### [Texte]
Quel rapport peut-il y avoir entre un scrutin présidentiel en Guinée en 2010 et les législatives de 2024 ? Entre Alpha Condé, chef d’État pendant onze ans, et Jordan Bardella, premier ministrable de 28 ans ? Entre le renouvellement d’une concession portuaire de Conakry et la privatisation de l’audiovisuel public à Paris ? A priori, aucun.

La façon dont les médias du milliardaire Vincent Bolloré, mis en cause pour la manipulation de plusieurs scrutins présidentiels en Afrique, se sont transformés, de manière assumée ces derniers jours, en agents électoraux du Rassemblement national (RN) pose des questions aussi inédites que vertigineuses aux autorités de contrôle françaises.

Depuis qu’Emmanuel Macron a convoqué de nouvelles élections, la centrifugeuse du conglomérat Bolloré, déjà pleinement à l’œuvre pendant la présidentielle 2022, s’est en effet emballée avec un objectif clair : trois semaines pour conduire l’extrême droite à la tête du pays. Cette opportunité historique a été rappelée par l’éditorialiste maison Geoffroy Lejeune dès le lendemain de l’annonce de la dissolution de l’Assemblée nationale. Le directeur du Journal du dimanche a insisté, sur le plateau de CNews, sur cette « occasion de prendre le pouvoir, ce qui n’est pas arrivé depuis très longtemps ».

Depuis, pas une journée ne se passe sans une révélation sur l’ampleur de l’opération montée par le groupe du milliardaire breton, qui a personnellement convié Éric Ciotti à échanger au lendemain des européennes dans le but d’imaginer de concert son ralliement à Jordan Bardella, d’après Le Monde.

CNews, C8, Europe 1, Le Journal du dimanche, Pascal Praud, Christine Kelly, Cyril Hanouna… La TV, la radio, les kiosques, les réseaux sociaux… Partout, tout le temps, les organes de propagande saturent le système de l’information et entraînent les autres médias dans leur dynamique, en suivant à la lettre les recommandations de l’idéologue suprémaciste Steve Bannon, stratège de la victoire de Donald Trump en 2016.

### [Consigne]
Relevez les médias énumérés dans la phrase qui commence par « CNews, C8, Europe 1 » du texte sur les médias de Vincent Bolloré, ci-dessus.

### [Données fournies]

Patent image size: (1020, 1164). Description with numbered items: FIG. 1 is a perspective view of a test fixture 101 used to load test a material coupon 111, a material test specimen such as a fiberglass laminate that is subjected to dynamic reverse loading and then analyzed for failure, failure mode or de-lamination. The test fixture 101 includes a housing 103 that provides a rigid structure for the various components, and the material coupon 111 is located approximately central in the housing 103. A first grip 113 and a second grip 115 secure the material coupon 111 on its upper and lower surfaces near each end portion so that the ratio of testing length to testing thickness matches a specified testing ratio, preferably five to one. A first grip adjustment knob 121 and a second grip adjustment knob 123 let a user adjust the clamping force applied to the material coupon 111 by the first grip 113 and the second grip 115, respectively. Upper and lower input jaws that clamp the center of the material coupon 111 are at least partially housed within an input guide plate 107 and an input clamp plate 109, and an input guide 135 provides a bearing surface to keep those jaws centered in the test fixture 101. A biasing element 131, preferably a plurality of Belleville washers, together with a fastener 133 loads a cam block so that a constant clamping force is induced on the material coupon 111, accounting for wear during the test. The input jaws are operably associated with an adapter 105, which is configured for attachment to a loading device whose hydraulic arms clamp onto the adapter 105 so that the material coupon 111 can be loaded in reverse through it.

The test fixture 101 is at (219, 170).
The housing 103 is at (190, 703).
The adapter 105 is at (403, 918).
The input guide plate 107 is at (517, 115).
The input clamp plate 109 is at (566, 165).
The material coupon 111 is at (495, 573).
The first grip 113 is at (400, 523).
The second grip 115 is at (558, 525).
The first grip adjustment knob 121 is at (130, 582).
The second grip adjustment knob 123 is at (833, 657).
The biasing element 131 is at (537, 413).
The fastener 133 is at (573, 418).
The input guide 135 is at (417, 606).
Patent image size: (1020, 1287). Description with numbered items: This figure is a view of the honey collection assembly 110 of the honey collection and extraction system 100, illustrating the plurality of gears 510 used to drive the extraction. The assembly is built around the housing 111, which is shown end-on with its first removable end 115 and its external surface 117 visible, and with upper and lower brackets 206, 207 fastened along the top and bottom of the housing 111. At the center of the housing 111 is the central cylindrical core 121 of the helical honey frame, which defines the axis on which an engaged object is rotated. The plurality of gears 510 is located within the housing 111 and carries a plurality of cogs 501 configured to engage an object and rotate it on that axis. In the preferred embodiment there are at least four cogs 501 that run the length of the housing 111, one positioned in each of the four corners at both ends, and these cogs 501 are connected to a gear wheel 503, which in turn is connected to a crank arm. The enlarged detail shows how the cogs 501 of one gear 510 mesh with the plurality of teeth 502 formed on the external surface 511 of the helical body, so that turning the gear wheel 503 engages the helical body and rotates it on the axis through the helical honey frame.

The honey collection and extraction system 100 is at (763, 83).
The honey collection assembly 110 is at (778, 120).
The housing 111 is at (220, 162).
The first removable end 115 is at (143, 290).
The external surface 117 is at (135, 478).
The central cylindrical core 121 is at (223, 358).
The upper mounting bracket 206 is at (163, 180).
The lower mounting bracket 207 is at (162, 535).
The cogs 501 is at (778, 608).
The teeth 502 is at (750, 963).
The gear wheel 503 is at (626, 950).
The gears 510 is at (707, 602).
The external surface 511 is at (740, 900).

### [Réponse]
- CNews
- C8
- Europe 1
- Le Journal du dimanche